Exercise objective: The records that follow must be repeated verbatim, every one of them.

Data provided:
* Begin *

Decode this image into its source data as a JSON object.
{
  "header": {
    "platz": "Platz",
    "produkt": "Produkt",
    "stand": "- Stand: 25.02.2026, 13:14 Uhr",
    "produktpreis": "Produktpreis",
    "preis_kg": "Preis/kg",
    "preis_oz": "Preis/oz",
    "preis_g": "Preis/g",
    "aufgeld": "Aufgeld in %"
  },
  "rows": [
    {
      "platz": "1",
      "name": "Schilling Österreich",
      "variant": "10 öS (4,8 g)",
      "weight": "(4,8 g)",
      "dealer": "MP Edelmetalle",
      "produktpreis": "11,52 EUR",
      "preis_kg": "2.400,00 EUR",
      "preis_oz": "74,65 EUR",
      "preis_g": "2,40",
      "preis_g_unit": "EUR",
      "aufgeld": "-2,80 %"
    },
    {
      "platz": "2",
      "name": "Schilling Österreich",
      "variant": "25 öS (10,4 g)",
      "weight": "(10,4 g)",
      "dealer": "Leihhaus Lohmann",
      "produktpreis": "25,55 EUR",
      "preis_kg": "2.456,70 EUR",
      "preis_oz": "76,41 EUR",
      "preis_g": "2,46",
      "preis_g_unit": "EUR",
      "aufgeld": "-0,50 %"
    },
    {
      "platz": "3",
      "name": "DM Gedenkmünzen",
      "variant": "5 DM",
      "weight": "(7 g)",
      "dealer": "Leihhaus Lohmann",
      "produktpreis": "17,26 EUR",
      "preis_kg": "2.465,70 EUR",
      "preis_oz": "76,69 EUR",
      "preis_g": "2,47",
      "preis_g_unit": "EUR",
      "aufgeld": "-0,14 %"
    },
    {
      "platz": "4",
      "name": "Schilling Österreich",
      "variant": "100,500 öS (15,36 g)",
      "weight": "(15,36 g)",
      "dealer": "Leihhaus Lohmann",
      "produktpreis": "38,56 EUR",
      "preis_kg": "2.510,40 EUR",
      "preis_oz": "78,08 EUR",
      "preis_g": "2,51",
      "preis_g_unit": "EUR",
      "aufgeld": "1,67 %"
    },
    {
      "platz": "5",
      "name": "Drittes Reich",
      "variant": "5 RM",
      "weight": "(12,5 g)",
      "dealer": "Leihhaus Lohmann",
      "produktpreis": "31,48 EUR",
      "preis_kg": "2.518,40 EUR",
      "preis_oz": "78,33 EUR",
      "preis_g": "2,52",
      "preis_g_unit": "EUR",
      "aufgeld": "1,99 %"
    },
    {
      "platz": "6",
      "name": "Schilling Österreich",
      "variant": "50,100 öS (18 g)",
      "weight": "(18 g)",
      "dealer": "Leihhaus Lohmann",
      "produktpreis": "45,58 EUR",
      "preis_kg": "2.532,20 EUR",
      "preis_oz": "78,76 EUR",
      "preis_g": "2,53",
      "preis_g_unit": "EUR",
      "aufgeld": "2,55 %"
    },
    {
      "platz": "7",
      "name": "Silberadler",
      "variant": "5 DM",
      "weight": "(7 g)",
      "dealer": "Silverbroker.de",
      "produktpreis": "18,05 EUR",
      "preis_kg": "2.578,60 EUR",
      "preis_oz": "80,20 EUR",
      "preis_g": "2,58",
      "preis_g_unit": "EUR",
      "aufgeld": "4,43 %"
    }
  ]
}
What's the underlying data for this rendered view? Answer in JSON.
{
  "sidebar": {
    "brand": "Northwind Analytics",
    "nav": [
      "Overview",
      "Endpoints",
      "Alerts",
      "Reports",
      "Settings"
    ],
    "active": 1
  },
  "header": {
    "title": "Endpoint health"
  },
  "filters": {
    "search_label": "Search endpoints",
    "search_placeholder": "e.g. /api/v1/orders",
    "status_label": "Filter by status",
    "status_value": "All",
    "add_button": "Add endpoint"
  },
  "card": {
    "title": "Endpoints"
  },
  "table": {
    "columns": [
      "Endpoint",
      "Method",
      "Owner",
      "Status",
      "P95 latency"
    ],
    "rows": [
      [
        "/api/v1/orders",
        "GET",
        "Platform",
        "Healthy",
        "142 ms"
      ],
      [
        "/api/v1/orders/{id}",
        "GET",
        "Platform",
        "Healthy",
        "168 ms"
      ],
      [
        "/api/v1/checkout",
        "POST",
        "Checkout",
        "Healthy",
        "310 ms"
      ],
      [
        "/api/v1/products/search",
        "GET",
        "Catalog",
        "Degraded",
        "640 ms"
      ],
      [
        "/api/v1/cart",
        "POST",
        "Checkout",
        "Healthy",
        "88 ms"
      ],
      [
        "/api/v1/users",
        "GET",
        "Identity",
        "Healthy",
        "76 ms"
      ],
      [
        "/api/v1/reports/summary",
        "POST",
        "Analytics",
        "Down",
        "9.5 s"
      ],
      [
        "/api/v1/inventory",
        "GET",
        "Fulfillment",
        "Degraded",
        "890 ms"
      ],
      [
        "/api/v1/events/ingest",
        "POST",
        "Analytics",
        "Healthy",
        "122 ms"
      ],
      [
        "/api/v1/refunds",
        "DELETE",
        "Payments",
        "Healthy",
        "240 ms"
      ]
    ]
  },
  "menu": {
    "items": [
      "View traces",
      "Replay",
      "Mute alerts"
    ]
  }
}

* End *

Written answer:
Decode this image into its source data as a JSON object.
{
  "header": {
    "platz": "Platz",
    "produkt": "Produkt",
    "stand": "- Stand: 25.02.2026, 13:14 Uhr",
    "produktpreis": "Produktpreis",
    "preis_kg": "Preis/kg",
    "preis_oz": "Preis/oz",
    "preis_g": "Preis/g",
    "aufgeld": "Aufgeld in %"
  },
  "rows": [
    {
      "platz": "1",
      "name": "Schilling Österreich",
      "variant": "10 öS (4,8 g)",
      "weight": "(4,8 g)",
      "dealer": "MP Edelmetalle",
      "produktpreis": "11,52 EUR",
      "preis_kg": "2.400,00 EUR",
      "preis_oz": "74,65 EUR",
      "preis_g": "2,40",
      "preis_g_unit": "EUR",
      "aufgeld": "-2,80 %"
    },
    {
      "platz": "2",
      "name": "Schilling Österreich",
      "variant": "25 öS (10,4 g)",
      "weight": "(10,4 g)",
      "dealer": "Leihhaus Lohmann",
      "produktpreis": "25,55 EUR",
      "preis_kg": "2.456,70 EUR",
      "preis_oz": "76,41 EUR",
      "preis_g": "2,46",
      "preis_g_unit": "EUR",
      "aufgeld": "-0,50 %"
    },
    {
      "platz": "3",
      "name": "DM Gedenkmünzen",
      "variant": "5 DM",
      "weight": "(7 g)",
      "dealer": "Leihhaus Lohmann",
      "produktpreis": "17,26 EUR",
      "preis_kg": "2.465,70 EUR",
      "preis_oz": "76,69 EUR",
      "preis_g": "2,47",
      "preis_g_unit": "EUR",
      "aufgeld": "-0,14 %"
    },
    {
      "platz": "4",
      "name": "Schilling Österreich",
      "variant": "100,500 öS (15,36 g)",
      "weight": "(15,36 g)",
      "dealer": "Leihhaus Lohmann",
      "produktpreis": "38,56 EUR",
      "preis_kg": "2.510,40 EUR",
      "preis_oz": "78,08 EUR",
      "preis_g": "2,51",
      "preis_g_unit": "EUR",
      "aufgeld": "1,67 %"
    },
    {
      "platz": "5",
      "name": "Drittes Reich",
      "variant": "5 RM",
      "weight": "(12,5 g)",
      "dealer": "Leihhaus Lohmann",
      "produktpreis": "31,48 EUR",
      "preis_kg": "2.518,40 EUR",
      "preis_oz": "78,33 EUR",
      "preis_g": "2,52",
      "preis_g_unit": "EUR",
      "aufgeld": "1,99 %"
    },
    {
      "platz": "6",
      "name": "Schilling Österreich",
      "variant": "50,100 öS (18 g)",
      "weight": "(18 g)",
      "dealer": "Leihhaus Lohmann",
      "produktpreis": "45,58 EUR",
      "preis_kg": "2.532,20 EUR",
      "preis_oz": "78,76 EUR",
      "preis_g": "2,53",
      "preis_g_unit": "EUR",
      "aufgeld": "2,55 %"
    },
    {
      "platz": "7",
      "name": "Silberadler",
      "variant": "5 DM",
      "weight": "(7 g)",
      "dealer": "Silverbroker.de",
      "produktpreis": "18,05 EUR",
      "preis_kg": "2.578,60 EUR",
      "preis_oz": "80,20 EUR",
      "preis_g": "2,58",
      "preis_g_unit": "EUR",
      "aufgeld": "4,43 %"
    }
  ]
}
What's the underlying data for this rendered view? Answer in JSON.
{
  "sidebar": {
    "brand": "Northwind Analytics",
    "nav": [
      "Overview",
      "Endpoints",
      "Alerts",
      "Reports",
      "Settings"
    ],
    "active": 1
  },
  "header": {
    "title": "Endpoint health"
  },
  "filters": {
    "search_label": "Search endpoints",
    "search_placeholder": "e.g. /api/v1/orders",
    "status_label": "Filter by status",
    "status_value": "All",
    "add_button": "Add endpoint"
  },
  "card": {
    "title": "Endpoints"
  },
  "table": {
    "columns": [
      "Endpoint",
      "Method",
      "Owner",
      "Status",
      "P95 latency"
    ],
    "rows": [
      [
        "/api/v1/orders",
        "GET",
        "Platform",
        "Healthy",
        "142 ms"
      ],
      [
        "/api/v1/orders/{id}",
        "GET",
        "Platform",
        "Healthy",
        "168 ms"
      ],
      [
        "/api/v1/checkout",
        "POST",
        "Checkout",
        "Healthy",
        "310 ms"
      ],
      [
        "/api/v1/products/search",
        "GET",
        "Catalog",
        "Degraded",
        "640 ms"
      ],
      [
        "/api/v1/cart",
        "POST",
        "Checkout",
        "Healthy",
        "88 ms"
      ],
      [
        "/api/v1/users",
        "GET",
        "Identity",
        "Healthy",
        "76 ms"
      ],
      [
        "/api/v1/reports/summary",
        "POST",
        "Analytics",
        "Down",
        "9.5 s"
      ],
      [
        "/api/v1/inventory",
        "GET",
        "Fulfillment",
        "Degraded",
        "890 ms"
      ],
      [
        "/api/v1/events/ingest",
        "POST",
        "Analytics",
        "Healthy",
        "122 ms"
      ],
      [
        "/api/v1/refunds",
        "DELETE",
        "Payments",
        "Healthy",
        "240 ms"
      ]
    ]
  },
  "menu": {
    "items": [
      "View traces",
      "Replay",
      "Mute alerts"
    ]
  }
}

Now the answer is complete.